GIVEN PROBLEM —
From the entries below, tally how many lines contain "creating" and report only that figure.

**** EXTRACTED RECORDS

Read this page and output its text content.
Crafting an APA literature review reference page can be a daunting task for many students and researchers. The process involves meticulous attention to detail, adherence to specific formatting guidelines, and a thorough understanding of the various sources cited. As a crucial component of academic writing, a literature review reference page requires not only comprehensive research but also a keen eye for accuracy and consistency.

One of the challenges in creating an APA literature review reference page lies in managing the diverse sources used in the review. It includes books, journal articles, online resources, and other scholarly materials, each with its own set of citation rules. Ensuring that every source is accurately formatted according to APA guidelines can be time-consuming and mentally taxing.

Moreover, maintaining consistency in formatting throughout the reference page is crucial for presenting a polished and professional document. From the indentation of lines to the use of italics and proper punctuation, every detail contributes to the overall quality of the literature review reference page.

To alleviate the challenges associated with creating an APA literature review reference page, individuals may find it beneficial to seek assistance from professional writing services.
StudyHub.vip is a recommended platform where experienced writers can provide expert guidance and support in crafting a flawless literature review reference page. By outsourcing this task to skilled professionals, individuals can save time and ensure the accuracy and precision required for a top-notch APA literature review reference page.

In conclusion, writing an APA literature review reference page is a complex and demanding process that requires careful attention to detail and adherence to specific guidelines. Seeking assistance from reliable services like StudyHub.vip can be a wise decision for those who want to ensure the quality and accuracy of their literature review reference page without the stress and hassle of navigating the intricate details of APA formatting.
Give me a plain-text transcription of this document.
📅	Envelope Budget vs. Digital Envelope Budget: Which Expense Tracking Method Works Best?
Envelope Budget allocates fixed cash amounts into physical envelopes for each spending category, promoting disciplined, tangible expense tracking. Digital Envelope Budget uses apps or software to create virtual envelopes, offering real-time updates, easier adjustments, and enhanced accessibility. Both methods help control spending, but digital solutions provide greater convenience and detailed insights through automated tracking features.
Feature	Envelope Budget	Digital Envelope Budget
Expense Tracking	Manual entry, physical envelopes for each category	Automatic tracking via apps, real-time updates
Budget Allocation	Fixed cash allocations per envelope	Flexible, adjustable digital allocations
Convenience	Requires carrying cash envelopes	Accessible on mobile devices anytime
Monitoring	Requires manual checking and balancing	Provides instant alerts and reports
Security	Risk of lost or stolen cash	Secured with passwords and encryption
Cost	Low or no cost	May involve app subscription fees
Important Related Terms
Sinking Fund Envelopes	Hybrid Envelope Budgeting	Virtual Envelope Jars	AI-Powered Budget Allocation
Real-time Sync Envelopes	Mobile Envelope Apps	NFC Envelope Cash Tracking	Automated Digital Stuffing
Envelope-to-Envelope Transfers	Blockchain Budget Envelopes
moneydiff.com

********

TASK SOLUTION —
2